Exercise requirements :: Return each entry exactly, with none missing.

Supplied records ::
* * * * *
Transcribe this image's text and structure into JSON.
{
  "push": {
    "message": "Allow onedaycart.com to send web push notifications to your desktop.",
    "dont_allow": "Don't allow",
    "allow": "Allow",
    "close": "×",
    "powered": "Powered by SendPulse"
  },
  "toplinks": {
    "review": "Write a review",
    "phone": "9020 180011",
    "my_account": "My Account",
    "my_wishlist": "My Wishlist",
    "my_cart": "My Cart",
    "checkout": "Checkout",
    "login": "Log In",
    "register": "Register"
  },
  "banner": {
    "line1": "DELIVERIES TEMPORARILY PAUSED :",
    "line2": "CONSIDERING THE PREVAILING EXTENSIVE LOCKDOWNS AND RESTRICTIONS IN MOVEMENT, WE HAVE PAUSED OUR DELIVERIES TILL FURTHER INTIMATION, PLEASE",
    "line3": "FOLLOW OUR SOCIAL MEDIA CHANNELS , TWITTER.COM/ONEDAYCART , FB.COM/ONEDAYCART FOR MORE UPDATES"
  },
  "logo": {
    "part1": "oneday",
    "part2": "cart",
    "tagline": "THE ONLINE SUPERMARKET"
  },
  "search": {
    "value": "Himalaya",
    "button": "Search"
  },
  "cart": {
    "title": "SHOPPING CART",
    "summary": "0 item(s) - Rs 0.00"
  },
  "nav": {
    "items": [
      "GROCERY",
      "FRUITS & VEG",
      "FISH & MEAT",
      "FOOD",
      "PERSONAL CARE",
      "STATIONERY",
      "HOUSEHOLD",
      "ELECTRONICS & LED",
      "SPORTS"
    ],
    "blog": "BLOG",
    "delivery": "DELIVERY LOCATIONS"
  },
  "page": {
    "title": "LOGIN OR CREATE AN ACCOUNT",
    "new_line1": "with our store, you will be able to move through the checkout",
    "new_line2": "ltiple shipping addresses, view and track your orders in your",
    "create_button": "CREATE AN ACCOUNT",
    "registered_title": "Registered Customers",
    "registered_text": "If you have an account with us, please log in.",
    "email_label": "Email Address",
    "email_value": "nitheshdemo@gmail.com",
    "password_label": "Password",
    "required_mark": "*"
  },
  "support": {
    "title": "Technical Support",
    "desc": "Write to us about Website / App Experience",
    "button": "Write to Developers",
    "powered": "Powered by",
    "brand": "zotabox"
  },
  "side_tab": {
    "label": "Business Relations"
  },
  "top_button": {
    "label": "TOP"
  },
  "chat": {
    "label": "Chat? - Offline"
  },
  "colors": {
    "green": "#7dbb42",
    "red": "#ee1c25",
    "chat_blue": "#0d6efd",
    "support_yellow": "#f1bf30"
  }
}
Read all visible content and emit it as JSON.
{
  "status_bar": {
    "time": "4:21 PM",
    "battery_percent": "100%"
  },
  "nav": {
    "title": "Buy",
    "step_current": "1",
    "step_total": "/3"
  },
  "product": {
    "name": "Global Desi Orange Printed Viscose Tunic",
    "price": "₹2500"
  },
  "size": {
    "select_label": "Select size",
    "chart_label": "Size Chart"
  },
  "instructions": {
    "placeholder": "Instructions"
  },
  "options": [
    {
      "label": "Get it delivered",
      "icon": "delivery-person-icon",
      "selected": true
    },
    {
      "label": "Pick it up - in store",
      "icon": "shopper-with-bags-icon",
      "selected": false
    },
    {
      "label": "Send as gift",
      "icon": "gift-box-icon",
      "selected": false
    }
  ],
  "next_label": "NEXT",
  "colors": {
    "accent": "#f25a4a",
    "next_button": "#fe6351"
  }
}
* * * * *
Solution ::
Transcribe this image's text and structure into JSON.
{
  "push": {
    "message": "Allow onedaycart.com to send web push notifications to your desktop.",
    "dont_allow": "Don't allow",
    "allow": "Allow",
    "close": "×",
    "powered": "Powered by SendPulse"
  },
  "toplinks": {
    "review": "Write a review",
    "phone": "9020 180011",
    "my_account": "My Account",
    "my_wishlist": "My Wishlist",
    "my_cart": "My Cart",
    "checkout": "Checkout",
    "login": "Log In",
    "register": "Register"
  },
  "banner": {
    "line1": "DELIVERIES TEMPORARILY PAUSED :",
    "line2": "CONSIDERING THE PREVAILING EXTENSIVE LOCKDOWNS AND RESTRICTIONS IN MOVEMENT, WE HAVE PAUSED OUR DELIVERIES TILL FURTHER INTIMATION, PLEASE",
    "line3": "FOLLOW OUR SOCIAL MEDIA CHANNELS , TWITTER.COM/ONEDAYCART , FB.COM/ONEDAYCART FOR MORE UPDATES"
  },
  "logo": {
    "part1": "oneday",
    "part2": "cart",
    "tagline": "THE ONLINE SUPERMARKET"
  },
  "search": {
    "value": "Himalaya",
    "button": "Search"
  },
  "cart": {
    "title": "SHOPPING CART",
    "summary": "0 item(s) - Rs 0.00"
  },
  "nav": {
    "items": [
      "GROCERY",
      "FRUITS & VEG",
      "FISH & MEAT",
      "FOOD",
      "PERSONAL CARE",
      "STATIONERY",
      "HOUSEHOLD",
      "ELECTRONICS & LED",
      "SPORTS"
    ],
    "blog": "BLOG",
    "delivery": "DELIVERY LOCATIONS"
  },
  "page": {
    "title": "LOGIN OR CREATE AN ACCOUNT",
    "new_line1": "with our store, you will be able to move through the checkout",
    "new_line2": "ltiple shipping addresses, view and track your orders in your",
    "create_button": "CREATE AN ACCOUNT",
    "registered_title": "Registered Customers",
    "registered_text": "If you have an account with us, please log in.",
    "email_label": "Email Address",
    "email_value": "nitheshdemo@gmail.com",
    "password_label": "Password",
    "required_mark": "*"
  },
  "support": {
    "title": "Technical Support",
    "desc": "Write to us about Website / App Experience",
    "button": "Write to Developers",
    "powered": "Powered by",
    "brand": "zotabox"
  },
  "side_tab": {
    "label": "Business Relations"
  },
  "top_button": {
    "label": "TOP"
  },
  "chat": {
    "label": "Chat? - Offline"
  },
  "colors": {
    "green": "#7dbb42",
    "red": "#ee1c25",
    "chat_blue": "#0d6efd",
    "support_yellow": "#f1bf30"
  }
}
Read all visible content and emit it as JSON.
{
  "status_bar": {
    "time": "4:21 PM",
    "battery_percent": "100%"
  },
  "nav": {
    "title": "Buy",
    "step_current": "1",
    "step_total": "/3"
  },
  "product": {
    "name": "Global Desi Orange Printed Viscose Tunic",
    "price": "₹2500"
  },
  "size": {
    "select_label": "Select size",
    "chart_label": "Size Chart"
  },
  "instructions": {
    "placeholder": "Instructions"
  },
  "options": [
    {
      "label": "Get it delivered",
      "icon": "delivery-person-icon",
      "selected": true
    },
    {
      "label": "Pick it up - in store",
      "icon": "shopper-with-bags-icon",
      "selected": false
    },
    {
      "label": "Send as gift",
      "icon": "gift-box-icon",
      "selected": false
    }
  ],
  "next_label": "NEXT",
  "colors": {
    "accent": "#f25a4a",
    "next_button": "#fe6351"
  }
}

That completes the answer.